• Given problem
Pick out each line of the records that includes the string "structured", and copy it.

• Excerpts from a figure dataset
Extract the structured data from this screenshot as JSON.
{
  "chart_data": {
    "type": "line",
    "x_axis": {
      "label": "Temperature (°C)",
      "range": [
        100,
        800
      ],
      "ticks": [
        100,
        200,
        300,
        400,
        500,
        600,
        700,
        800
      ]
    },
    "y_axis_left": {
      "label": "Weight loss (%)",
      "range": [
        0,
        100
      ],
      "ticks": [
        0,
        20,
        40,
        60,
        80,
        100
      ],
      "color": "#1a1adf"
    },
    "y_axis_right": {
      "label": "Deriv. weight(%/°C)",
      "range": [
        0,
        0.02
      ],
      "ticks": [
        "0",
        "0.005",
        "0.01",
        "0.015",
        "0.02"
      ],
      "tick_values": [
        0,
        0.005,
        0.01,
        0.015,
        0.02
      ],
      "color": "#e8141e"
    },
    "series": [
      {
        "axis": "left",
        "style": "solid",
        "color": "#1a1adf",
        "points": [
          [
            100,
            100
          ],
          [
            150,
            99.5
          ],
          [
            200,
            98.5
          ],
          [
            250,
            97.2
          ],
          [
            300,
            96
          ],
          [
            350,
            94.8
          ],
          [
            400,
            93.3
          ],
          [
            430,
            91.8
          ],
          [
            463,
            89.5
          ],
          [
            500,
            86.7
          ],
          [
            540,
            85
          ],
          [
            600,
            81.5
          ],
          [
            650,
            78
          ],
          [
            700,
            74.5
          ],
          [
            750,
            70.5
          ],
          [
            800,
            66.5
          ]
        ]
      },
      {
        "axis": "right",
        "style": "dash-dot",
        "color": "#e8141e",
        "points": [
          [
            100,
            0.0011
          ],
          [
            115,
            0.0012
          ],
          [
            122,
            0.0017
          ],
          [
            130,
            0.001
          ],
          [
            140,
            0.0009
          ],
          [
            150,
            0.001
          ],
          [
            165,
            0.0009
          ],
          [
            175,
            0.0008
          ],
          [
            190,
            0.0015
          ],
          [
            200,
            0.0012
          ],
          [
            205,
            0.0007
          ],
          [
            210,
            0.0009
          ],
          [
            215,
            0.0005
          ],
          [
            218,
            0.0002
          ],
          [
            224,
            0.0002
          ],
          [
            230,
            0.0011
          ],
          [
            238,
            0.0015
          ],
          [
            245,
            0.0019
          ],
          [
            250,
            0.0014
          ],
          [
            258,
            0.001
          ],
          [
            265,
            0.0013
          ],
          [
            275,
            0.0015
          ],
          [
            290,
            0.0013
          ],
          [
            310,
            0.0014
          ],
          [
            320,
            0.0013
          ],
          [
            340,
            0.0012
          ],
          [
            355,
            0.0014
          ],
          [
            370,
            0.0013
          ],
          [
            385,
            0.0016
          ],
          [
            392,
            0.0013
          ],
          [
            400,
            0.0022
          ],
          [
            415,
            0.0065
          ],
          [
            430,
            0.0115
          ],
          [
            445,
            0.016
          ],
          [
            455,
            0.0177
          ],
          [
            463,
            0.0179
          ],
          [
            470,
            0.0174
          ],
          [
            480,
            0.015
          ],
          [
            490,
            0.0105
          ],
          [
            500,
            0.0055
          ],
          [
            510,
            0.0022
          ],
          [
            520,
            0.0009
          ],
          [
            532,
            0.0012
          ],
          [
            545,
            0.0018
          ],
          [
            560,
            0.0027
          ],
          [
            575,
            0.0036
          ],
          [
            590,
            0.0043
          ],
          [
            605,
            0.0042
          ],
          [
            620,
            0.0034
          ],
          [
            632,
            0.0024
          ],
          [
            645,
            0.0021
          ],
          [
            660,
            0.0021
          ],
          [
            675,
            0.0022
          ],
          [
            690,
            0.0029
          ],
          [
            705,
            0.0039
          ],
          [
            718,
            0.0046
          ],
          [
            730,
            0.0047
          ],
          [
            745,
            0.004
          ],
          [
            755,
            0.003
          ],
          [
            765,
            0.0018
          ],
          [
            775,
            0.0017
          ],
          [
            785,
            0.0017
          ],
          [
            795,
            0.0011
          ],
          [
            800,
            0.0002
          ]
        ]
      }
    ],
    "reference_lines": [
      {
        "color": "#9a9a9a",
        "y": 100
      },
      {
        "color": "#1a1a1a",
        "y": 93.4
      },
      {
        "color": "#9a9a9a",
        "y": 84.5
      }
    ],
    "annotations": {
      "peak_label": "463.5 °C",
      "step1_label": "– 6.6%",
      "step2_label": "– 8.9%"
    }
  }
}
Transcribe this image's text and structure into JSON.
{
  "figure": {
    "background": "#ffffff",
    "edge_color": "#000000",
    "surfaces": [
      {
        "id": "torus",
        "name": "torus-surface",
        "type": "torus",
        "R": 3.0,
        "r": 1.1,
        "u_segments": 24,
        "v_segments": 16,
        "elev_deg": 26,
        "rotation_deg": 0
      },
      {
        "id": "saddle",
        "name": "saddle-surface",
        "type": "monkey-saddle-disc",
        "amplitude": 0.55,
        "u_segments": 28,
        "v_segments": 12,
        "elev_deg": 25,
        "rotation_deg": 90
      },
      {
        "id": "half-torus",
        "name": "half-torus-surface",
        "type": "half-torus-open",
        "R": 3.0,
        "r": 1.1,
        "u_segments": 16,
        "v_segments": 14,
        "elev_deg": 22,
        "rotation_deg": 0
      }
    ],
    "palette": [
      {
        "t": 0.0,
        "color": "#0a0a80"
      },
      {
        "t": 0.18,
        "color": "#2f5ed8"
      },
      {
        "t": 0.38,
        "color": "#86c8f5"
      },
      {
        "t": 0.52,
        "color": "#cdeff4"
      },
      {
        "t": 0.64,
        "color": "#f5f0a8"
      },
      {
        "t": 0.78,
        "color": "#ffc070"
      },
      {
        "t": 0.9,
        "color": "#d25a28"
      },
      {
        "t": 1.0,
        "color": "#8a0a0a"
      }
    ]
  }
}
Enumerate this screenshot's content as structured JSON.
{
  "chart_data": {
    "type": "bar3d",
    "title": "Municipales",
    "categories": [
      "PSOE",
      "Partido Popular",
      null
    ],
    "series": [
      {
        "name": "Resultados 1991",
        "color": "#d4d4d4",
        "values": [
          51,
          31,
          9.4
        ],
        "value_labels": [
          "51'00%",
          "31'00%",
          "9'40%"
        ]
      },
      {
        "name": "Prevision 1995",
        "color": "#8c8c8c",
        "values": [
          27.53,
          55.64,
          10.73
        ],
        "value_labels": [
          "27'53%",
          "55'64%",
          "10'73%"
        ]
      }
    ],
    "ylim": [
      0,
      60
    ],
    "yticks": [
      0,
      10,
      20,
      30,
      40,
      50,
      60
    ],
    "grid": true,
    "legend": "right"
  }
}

• Answer to this problem
Extract the structured data from this screenshot as JSON.
Enumerate this screenshot's content as structured JSON.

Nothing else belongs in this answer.